Excerpts from a figure dataset
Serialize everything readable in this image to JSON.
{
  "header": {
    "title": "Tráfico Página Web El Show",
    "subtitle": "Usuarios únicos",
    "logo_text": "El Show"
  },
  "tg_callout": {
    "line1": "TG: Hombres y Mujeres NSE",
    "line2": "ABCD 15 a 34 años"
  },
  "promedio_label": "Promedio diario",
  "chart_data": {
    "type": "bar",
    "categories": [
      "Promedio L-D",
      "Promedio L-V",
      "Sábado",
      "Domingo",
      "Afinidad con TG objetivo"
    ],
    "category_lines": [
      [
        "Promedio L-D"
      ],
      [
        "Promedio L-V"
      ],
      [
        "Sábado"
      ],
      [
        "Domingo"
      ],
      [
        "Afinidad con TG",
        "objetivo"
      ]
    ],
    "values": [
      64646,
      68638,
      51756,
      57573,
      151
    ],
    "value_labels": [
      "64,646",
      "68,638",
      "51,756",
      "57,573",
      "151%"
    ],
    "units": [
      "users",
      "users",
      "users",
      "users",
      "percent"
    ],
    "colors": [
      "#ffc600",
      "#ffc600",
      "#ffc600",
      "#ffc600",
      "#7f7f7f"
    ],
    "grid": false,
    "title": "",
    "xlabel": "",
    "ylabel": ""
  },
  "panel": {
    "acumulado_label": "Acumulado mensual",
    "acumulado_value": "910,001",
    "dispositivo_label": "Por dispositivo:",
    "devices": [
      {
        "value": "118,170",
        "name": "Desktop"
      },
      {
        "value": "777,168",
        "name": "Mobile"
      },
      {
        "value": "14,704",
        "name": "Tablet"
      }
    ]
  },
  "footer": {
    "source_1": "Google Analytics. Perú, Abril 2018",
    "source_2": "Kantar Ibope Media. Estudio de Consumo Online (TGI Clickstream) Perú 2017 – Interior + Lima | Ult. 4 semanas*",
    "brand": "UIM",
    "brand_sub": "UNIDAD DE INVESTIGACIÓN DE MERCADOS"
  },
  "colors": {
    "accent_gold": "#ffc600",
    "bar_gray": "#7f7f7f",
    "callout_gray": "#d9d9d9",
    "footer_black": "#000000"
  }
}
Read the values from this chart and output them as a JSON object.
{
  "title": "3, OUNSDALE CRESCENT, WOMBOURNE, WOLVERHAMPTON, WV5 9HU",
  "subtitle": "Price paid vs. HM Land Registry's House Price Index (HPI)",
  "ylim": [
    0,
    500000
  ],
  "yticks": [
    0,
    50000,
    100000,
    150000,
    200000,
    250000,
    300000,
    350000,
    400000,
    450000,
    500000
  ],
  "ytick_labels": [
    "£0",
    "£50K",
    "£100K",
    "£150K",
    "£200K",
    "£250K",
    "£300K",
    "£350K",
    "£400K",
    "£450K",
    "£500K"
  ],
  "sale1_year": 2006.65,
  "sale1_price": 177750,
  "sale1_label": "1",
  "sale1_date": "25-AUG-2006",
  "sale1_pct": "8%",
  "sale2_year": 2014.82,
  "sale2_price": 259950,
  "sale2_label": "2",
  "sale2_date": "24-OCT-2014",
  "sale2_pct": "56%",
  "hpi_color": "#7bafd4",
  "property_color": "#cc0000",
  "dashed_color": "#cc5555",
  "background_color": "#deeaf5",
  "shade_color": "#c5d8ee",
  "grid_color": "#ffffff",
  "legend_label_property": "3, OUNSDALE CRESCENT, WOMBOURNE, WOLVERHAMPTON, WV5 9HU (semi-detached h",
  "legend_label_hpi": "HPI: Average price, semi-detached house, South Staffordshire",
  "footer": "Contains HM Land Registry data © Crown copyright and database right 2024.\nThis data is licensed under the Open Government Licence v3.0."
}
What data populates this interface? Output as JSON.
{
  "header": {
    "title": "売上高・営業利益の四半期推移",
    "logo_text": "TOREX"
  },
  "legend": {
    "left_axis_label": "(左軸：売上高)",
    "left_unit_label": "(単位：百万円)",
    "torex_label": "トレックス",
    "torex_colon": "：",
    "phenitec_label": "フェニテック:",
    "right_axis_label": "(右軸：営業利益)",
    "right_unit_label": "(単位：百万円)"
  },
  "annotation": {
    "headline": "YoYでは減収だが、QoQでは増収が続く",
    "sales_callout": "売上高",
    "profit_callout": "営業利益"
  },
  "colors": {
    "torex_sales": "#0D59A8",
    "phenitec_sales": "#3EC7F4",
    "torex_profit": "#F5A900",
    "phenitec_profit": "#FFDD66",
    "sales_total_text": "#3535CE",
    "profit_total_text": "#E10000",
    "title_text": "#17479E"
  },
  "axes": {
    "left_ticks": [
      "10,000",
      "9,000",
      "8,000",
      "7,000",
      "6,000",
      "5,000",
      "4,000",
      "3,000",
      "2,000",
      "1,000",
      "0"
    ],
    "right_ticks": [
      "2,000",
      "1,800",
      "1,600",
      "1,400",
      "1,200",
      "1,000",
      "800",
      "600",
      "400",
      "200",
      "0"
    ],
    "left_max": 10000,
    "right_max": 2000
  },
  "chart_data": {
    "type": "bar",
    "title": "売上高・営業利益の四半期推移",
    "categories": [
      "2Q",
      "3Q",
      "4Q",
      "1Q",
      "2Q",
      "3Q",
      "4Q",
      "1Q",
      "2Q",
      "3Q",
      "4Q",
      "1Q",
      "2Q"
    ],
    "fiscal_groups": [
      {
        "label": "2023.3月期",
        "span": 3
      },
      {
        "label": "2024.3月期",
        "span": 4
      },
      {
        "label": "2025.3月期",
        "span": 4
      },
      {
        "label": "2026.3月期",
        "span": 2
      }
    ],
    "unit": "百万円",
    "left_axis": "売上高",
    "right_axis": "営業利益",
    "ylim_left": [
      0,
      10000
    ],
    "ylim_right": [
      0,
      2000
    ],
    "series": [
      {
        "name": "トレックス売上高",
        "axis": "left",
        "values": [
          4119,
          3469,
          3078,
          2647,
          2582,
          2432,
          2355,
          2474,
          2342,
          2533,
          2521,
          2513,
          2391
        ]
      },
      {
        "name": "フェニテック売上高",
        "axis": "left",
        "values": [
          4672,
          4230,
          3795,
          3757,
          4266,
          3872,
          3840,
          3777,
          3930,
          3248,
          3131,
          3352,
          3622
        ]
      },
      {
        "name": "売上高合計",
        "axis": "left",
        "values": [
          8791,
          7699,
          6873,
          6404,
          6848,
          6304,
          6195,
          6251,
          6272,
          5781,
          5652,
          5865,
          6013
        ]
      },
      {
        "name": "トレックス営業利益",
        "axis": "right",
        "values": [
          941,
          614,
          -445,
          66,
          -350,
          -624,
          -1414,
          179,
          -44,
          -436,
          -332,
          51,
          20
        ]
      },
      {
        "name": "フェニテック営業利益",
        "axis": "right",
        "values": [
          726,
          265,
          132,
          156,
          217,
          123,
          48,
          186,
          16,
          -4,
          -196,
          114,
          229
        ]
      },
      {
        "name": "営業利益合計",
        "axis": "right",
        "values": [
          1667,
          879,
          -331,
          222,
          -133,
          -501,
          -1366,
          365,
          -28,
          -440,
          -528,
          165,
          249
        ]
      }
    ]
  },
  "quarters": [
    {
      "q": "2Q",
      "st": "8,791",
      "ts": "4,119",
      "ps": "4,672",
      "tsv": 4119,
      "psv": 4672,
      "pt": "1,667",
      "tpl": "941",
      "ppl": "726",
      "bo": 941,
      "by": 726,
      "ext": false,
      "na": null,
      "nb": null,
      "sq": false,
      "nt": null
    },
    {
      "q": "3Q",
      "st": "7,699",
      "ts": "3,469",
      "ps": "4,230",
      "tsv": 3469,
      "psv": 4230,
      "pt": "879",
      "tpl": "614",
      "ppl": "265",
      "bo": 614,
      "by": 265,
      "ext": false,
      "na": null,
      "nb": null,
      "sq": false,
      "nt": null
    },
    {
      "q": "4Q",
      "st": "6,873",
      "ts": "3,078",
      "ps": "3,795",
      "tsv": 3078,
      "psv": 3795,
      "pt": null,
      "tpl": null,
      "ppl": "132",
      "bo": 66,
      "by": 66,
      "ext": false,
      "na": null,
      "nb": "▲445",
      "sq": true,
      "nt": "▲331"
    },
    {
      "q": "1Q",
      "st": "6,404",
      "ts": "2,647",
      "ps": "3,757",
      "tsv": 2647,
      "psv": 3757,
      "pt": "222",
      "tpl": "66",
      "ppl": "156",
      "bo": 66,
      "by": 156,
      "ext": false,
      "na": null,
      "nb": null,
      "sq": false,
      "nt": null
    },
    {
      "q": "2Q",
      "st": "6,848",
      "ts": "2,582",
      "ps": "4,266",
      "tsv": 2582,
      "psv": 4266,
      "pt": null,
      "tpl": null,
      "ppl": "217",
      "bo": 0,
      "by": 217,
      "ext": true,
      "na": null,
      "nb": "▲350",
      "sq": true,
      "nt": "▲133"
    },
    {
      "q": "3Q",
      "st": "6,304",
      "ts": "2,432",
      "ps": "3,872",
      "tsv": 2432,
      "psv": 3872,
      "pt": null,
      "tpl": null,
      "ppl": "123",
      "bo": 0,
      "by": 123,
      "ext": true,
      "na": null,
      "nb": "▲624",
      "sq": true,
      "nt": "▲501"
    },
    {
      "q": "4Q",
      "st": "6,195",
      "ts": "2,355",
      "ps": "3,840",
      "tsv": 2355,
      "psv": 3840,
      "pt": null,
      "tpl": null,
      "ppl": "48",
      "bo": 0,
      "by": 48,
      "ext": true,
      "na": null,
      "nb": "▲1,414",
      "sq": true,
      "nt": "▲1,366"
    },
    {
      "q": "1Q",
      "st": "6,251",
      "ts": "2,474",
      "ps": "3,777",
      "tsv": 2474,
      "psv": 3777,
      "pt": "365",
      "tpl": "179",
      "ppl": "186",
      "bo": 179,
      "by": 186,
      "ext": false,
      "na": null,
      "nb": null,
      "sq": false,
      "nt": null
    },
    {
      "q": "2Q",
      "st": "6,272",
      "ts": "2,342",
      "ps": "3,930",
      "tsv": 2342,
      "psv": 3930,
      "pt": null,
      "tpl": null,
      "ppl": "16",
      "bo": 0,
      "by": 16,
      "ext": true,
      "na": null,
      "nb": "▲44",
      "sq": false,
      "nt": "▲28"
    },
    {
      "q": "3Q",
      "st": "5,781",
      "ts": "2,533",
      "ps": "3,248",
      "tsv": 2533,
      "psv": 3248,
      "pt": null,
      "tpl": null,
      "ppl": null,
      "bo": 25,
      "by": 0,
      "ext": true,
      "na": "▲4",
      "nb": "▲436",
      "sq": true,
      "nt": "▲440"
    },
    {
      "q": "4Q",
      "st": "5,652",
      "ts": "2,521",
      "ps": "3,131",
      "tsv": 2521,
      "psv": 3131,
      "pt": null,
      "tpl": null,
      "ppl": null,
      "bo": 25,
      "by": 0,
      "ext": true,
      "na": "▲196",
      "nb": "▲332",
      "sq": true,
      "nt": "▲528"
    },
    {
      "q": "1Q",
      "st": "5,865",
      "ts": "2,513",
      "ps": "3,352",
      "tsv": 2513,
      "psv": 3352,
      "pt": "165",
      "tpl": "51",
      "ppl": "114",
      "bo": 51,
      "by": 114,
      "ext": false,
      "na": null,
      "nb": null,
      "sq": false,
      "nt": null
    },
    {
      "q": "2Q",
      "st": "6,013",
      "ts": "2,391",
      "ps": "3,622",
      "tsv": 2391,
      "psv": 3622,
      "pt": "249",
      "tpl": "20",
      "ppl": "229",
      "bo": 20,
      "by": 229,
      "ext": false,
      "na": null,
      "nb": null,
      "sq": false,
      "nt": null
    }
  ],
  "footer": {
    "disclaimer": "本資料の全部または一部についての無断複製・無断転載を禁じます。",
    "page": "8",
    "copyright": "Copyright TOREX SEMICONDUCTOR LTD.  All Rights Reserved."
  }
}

**WHAT YOU NEED TO DO**. Look for the word "copyright" and return every line where it occurs.

**IN RESPONSE**.
  "footer": "Contains HM Land Registry data © Crown copyright and database right 2024.\nThis data is licensed under the Open Government Licence v3.0."
    "copyright": "Copyright TOREX SEMICONDUCTOR LTD.  All Rights Reserved."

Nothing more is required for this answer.